▸ **Task prompt**
Reproduce the closing part of the entries exactly: the line with "Parse this screenshot: output" and all lines after it, ending with the last line, and nothing else.

▸ **Materials provided**

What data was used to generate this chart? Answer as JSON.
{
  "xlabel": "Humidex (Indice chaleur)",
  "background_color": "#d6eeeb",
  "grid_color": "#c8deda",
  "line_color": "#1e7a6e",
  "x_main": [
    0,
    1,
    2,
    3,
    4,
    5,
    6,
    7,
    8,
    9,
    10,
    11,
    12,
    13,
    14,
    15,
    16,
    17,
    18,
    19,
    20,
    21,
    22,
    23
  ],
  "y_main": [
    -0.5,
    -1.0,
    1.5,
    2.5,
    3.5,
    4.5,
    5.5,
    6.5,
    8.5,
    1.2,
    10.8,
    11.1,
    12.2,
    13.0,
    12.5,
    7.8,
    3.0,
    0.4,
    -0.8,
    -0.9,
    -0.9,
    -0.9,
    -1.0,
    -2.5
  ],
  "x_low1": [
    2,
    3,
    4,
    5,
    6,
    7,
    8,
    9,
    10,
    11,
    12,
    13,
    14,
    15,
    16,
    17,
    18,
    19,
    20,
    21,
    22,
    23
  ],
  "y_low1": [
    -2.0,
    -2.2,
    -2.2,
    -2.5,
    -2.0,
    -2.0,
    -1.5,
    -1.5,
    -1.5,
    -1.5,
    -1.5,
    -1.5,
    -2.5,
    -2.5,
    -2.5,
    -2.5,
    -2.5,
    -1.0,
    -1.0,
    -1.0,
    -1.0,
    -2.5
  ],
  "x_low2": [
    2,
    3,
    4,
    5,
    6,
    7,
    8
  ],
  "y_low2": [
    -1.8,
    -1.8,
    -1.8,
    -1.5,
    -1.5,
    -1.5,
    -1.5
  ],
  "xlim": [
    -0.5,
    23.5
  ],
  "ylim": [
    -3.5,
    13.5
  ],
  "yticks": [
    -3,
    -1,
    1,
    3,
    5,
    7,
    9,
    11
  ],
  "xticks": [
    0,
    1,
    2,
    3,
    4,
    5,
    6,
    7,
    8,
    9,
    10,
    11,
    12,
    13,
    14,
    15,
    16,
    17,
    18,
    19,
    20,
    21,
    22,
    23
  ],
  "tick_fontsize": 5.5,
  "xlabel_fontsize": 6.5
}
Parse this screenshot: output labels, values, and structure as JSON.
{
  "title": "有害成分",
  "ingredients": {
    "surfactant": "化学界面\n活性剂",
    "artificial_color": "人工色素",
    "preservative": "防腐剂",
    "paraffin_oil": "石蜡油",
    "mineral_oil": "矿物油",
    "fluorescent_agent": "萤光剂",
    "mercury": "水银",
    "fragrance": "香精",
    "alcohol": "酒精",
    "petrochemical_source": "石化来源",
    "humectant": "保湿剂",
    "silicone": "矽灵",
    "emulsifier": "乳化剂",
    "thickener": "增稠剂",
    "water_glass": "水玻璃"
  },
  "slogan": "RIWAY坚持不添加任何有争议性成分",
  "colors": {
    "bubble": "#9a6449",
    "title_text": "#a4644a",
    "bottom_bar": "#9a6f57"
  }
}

▸ **Written reply**
Parse this screenshot: output labels, values, and structure as JSON.
{
  "title": "有害成分",
  "ingredients": {
    "surfactant": "化学界面\n活性剂",
    "artificial_color": "人工色素",
    "preservative": "防腐剂",
    "paraffin_oil": "石蜡油",
    "mineral_oil": "矿物油",
    "fluorescent_agent": "萤光剂",
    "mercury": "水银",
    "fragrance": "香精",
    "alcohol": "酒精",
    "petrochemical_source": "石化来源",
    "humectant": "保湿剂",
    "silicone": "矽灵",
    "emulsifier": "乳化剂",
    "thickener": "增稠剂",
    "water_glass": "水玻璃"
  },
  "slogan": "RIWAY坚持不添加任何有争议性成分",
  "colors": {
    "bubble": "#9a6449",
    "title_text": "#a4644a",
    "bottom_bar": "#9a6f57"
  }
}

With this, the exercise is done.